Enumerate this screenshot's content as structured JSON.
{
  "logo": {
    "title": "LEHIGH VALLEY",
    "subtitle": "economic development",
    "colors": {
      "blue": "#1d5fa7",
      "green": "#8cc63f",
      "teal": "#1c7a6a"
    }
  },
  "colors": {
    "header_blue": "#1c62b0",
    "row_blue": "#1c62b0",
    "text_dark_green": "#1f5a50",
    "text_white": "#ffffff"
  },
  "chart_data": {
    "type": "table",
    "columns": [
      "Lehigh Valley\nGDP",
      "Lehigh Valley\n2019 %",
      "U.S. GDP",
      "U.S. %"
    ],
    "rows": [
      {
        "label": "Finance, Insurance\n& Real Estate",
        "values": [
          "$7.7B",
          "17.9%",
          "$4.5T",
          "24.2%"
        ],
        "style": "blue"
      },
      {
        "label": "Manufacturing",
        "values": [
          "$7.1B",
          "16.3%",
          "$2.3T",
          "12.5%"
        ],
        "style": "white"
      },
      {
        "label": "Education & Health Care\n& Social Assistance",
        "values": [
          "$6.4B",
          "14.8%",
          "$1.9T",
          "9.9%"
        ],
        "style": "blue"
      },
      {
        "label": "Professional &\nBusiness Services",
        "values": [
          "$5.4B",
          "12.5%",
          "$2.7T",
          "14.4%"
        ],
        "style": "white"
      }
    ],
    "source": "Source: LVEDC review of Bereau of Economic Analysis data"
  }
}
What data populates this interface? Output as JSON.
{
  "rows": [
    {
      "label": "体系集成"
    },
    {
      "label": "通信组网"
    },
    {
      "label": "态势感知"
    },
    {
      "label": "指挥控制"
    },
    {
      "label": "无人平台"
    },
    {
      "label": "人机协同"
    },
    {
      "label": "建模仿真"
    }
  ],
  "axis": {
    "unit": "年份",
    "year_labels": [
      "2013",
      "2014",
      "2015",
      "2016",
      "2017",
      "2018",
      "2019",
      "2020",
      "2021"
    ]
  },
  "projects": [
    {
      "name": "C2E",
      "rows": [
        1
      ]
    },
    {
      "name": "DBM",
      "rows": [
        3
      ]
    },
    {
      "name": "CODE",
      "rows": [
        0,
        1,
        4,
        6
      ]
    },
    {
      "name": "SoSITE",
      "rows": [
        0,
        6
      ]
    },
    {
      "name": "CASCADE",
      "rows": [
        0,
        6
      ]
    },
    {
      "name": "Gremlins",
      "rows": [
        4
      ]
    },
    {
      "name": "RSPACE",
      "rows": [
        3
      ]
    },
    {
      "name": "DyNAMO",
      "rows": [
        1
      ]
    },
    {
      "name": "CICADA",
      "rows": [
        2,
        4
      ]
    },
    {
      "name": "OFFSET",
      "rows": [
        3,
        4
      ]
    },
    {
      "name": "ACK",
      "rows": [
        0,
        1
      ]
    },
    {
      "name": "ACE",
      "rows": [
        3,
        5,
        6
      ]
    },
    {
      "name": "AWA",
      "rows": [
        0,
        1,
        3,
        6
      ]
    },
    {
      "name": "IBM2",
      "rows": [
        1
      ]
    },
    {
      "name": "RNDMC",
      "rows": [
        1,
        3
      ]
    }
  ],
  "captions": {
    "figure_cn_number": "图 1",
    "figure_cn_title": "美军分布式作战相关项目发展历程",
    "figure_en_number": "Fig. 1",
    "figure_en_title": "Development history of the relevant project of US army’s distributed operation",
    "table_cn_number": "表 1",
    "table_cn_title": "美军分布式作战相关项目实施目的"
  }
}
===============
# TASK DESCRIPTION
Take the entries and copy them out exactly.

# EXPECTED ANSWER
Enumerate this screenshot's content as structured JSON.
{
  "logo": {
    "title": "LEHIGH VALLEY",
    "subtitle": "economic development",
    "colors": {
      "blue": "#1d5fa7",
      "green": "#8cc63f",
      "teal": "#1c7a6a"
    }
  },
  "colors": {
    "header_blue": "#1c62b0",
    "row_blue": "#1c62b0",
    "text_dark_green": "#1f5a50",
    "text_white": "#ffffff"
  },
  "chart_data": {
    "type": "table",
    "columns": [
      "Lehigh Valley\nGDP",
      "Lehigh Valley\n2019 %",
      "U.S. GDP",
      "U.S. %"
    ],
    "rows": [
      {
        "label": "Finance, Insurance\n& Real Estate",
        "values": [
          "$7.7B",
          "17.9%",
          "$4.5T",
          "24.2%"
        ],
        "style": "blue"
      },
      {
        "label": "Manufacturing",
        "values": [
          "$7.1B",
          "16.3%",
          "$2.3T",
          "12.5%"
        ],
        "style": "white"
      },
      {
        "label": "Education & Health Care\n& Social Assistance",
        "values": [
          "$6.4B",
          "14.8%",
          "$1.9T",
          "9.9%"
        ],
        "style": "blue"
      },
      {
        "label": "Professional &\nBusiness Services",
        "values": [
          "$5.4B",
          "12.5%",
          "$2.7T",
          "14.4%"
        ],
        "style": "white"
      }
    ],
    "source": "Source: LVEDC review of Bereau of Economic Analysis data"
  }
}
What data populates this interface? Output as JSON.
{
  "rows": [
    {
      "label": "体系集成"
    },
    {
      "label": "通信组网"
    },
    {
      "label": "态势感知"
    },
    {
      "label": "指挥控制"
    },
    {
      "label": "无人平台"
    },
    {
      "label": "人机协同"
    },
    {
      "label": "建模仿真"
    }
  ],
  "axis": {
    "unit": "年份",
    "year_labels": [
      "2013",
      "2014",
      "2015",
      "2016",
      "2017",
      "2018",
      "2019",
      "2020",
      "2021"
    ]
  },
  "projects": [
    {
      "name": "C2E",
      "rows": [
        1
      ]
    },
    {
      "name": "DBM",
      "rows": [
        3
      ]
    },
    {
      "name": "CODE",
      "rows": [
        0,
        1,
        4,
        6
      ]
    },
    {
      "name": "SoSITE",
      "rows": [
        0,
        6
      ]
    },
    {
      "name": "CASCADE",
      "rows": [
        0,
        6
      ]
    },
    {
      "name": "Gremlins",
      "rows": [
        4
      ]
    },
    {
      "name": "RSPACE",
      "rows": [
        3
      ]
    },
    {
      "name": "DyNAMO",
      "rows": [
        1
      ]
    },
    {
      "name": "CICADA",
      "rows": [
        2,
        4
      ]
    },
    {
      "name": "OFFSET",
      "rows": [
        3,
        4
      ]
    },
    {
      "name": "ACK",
      "rows": [
        0,
        1
      ]
    },
    {
      "name": "ACE",
      "rows": [
        3,
        5,
        6
      ]
    },
    {
      "name": "AWA",
      "rows": [
        0,
        1,
        3,
        6
      ]
    },
    {
      "name": "IBM2",
      "rows": [
        1
      ]
    },
    {
      "name": "RNDMC",
      "rows": [
        1,
        3
      ]
    }
  ],
  "captions": {
    "figure_cn_number": "图 1",
    "figure_cn_title": "美军分布式作战相关项目发展历程",
    "figure_en_number": "Fig. 1",
    "figure_en_title": "Development history of the relevant project of US army’s distributed operation",
    "table_cn_number": "表 1",
    "table_cn_title": "美军分布式作战相关项目实施目的"
  }
}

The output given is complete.